= What you will do =
Output every record below exactly as it appears.

= Task data =
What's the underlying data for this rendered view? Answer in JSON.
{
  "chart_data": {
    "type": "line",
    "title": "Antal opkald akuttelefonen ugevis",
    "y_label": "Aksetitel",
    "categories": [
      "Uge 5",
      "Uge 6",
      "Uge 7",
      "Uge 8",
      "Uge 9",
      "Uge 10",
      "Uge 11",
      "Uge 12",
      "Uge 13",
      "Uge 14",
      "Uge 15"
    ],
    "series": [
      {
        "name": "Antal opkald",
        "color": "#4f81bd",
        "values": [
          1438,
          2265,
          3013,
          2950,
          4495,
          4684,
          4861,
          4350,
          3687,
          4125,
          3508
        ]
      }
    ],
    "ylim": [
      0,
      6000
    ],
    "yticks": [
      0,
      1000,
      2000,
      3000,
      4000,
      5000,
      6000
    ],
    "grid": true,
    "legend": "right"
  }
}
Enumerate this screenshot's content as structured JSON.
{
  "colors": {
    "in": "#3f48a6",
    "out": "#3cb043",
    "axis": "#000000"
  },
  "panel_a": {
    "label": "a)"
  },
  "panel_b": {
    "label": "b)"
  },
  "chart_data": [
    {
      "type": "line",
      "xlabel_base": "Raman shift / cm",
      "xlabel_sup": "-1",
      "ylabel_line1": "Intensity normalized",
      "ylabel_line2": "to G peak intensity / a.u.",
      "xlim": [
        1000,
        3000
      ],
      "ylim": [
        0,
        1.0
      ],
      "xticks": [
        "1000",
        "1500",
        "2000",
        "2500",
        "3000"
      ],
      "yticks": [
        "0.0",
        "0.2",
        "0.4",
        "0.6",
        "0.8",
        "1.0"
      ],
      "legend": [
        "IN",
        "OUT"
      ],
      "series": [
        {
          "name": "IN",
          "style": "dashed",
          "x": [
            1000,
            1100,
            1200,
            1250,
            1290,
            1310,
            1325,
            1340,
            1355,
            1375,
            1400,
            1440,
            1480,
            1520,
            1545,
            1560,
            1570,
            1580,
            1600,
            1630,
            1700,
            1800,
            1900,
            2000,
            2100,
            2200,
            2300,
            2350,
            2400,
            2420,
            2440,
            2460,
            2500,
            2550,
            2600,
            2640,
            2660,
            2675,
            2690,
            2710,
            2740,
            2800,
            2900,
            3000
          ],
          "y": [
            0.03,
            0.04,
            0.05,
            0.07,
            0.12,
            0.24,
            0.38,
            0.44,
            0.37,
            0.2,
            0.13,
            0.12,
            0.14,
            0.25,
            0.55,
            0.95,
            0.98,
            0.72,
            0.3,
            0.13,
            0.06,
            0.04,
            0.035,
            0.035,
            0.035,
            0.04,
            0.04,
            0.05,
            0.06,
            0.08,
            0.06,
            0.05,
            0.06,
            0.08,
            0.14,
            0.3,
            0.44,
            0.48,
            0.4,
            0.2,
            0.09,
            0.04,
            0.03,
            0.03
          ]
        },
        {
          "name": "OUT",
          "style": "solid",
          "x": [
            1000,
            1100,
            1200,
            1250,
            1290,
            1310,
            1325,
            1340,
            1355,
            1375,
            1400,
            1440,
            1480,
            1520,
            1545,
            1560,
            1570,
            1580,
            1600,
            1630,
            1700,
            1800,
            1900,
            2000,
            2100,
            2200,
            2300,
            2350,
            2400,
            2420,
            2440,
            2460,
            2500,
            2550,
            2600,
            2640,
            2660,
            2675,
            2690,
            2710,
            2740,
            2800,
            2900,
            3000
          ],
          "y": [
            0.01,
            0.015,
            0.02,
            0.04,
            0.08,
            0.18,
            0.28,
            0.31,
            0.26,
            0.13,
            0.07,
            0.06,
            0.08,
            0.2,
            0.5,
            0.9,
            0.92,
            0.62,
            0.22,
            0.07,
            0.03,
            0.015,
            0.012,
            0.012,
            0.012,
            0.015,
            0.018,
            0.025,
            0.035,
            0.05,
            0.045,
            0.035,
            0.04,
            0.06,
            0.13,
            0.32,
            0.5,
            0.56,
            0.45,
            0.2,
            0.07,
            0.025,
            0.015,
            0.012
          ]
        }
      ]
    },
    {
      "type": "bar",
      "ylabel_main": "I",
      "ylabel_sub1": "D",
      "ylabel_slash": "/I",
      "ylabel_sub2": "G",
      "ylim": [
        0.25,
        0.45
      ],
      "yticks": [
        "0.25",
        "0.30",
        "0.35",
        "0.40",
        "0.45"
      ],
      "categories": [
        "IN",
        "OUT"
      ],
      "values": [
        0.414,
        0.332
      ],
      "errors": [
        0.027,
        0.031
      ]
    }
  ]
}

= Task answer =
What's the underlying data for this rendered view? Answer in JSON.
{
  "chart_data": {
    "type": "line",
    "title": "Antal opkald akuttelefonen ugevis",
    "y_label": "Aksetitel",
    "categories": [
      "Uge 5",
      "Uge 6",
      "Uge 7",
      "Uge 8",
      "Uge 9",
      "Uge 10",
      "Uge 11",
      "Uge 12",
      "Uge 13",
      "Uge 14",
      "Uge 15"
    ],
    "series": [
      {
        "name": "Antal opkald",
        "color": "#4f81bd",
        "values": [
          1438,
          2265,
          3013,
          2950,
          4495,
          4684,
          4861,
          4350,
          3687,
          4125,
          3508
        ]
      }
    ],
    "ylim": [
      0,
      6000
    ],
    "yticks": [
      0,
      1000,
      2000,
      3000,
      4000,
      5000,
      6000
    ],
    "grid": true,
    "legend": "right"
  }
}
Enumerate this screenshot's content as structured JSON.
{
  "colors": {
    "in": "#3f48a6",
    "out": "#3cb043",
    "axis": "#000000"
  },
  "panel_a": {
    "label": "a)"
  },
  "panel_b": {
    "label": "b)"
  },
  "chart_data": [
    {
      "type": "line",
      "xlabel_base": "Raman shift / cm",
      "xlabel_sup": "-1",
      "ylabel_line1": "Intensity normalized",
      "ylabel_line2": "to G peak intensity / a.u.",
      "xlim": [
        1000,
        3000
      ],
      "ylim": [
        0,
        1.0
      ],
      "xticks": [
        "1000",
        "1500",
        "2000",
        "2500",
        "3000"
      ],
      "yticks": [
        "0.0",
        "0.2",
        "0.4",
        "0.6",
        "0.8",
        "1.0"
      ],
      "legend": [
        "IN",
        "OUT"
      ],
      "series": [
        {
          "name": "IN",
          "style": "dashed",
          "x": [
            1000,
            1100,
            1200,
            1250,
            1290,
            1310,
            1325,
            1340,
            1355,
            1375,
            1400,
            1440,
            1480,
            1520,
            1545,
            1560,
            1570,
            1580,
            1600,
            1630,
            1700,
            1800,
            1900,
            2000,
            2100,
            2200,
            2300,
            2350,
            2400,
            2420,
            2440,
            2460,
            2500,
            2550,
            2600,
            2640,
            2660,
            2675,
            2690,
            2710,
            2740,
            2800,
            2900,
            3000
          ],
          "y": [
            0.03,
            0.04,
            0.05,
            0.07,
            0.12,
            0.24,
            0.38,
            0.44,
            0.37,
            0.2,
            0.13,
            0.12,
            0.14,
            0.25,
            0.55,
            0.95,
            0.98,
            0.72,
            0.3,
            0.13,
            0.06,
            0.04,
            0.035,
            0.035,
            0.035,
            0.04,
            0.04,
            0.05,
            0.06,
            0.08,
            0.06,
            0.05,
            0.06,
            0.08,
            0.14,
            0.3,
            0.44,
            0.48,
            0.4,
            0.2,
            0.09,
            0.04,
            0.03,
            0.03
          ]
        },
        {
          "name": "OUT",
          "style": "solid",
          "x": [
            1000,
            1100,
            1200,
            1250,
            1290,
            1310,
            1325,
            1340,
            1355,
            1375,
            1400,
            1440,
            1480,
            1520,
            1545,
            1560,
            1570,
            1580,
            1600,
            1630,
            1700,
            1800,
            1900,
            2000,
            2100,
            2200,
            2300,
            2350,
            2400,
            2420,
            2440,
            2460,
            2500,
            2550,
            2600,
            2640,
            2660,
            2675,
            2690,
            2710,
            2740,
            2800,
            2900,
            3000
          ],
          "y": [
            0.01,
            0.015,
            0.02,
            0.04,
            0.08,
            0.18,
            0.28,
            0.31,
            0.26,
            0.13,
            0.07,
            0.06,
            0.08,
            0.2,
            0.5,
            0.9,
            0.92,
            0.62,
            0.22,
            0.07,
            0.03,
            0.015,
            0.012,
            0.012,
            0.012,
            0.015,
            0.018,
            0.025,
            0.035,
            0.05,
            0.045,
            0.035,
            0.04,
            0.06,
            0.13,
            0.32,
            0.5,
            0.56,
            0.45,
            0.2,
            0.07,
            0.025,
            0.015,
            0.012
          ]
        }
      ]
    },
    {
      "type": "bar",
      "ylabel_main": "I",
      "ylabel_sub1": "D",
      "ylabel_slash": "/I",
      "ylabel_sub2": "G",
      "ylim": [
        0.25,
        0.45
      ],
      "yticks": [
        "0.25",
        "0.30",
        "0.35",
        "0.40",
        "0.45"
      ],
      "categories": [
        "IN",
        "OUT"
      ],
      "values": [
        0.414,
        0.332
      ],
      "errors": [
        0.027,
        0.031
      ]
    }
  ]
}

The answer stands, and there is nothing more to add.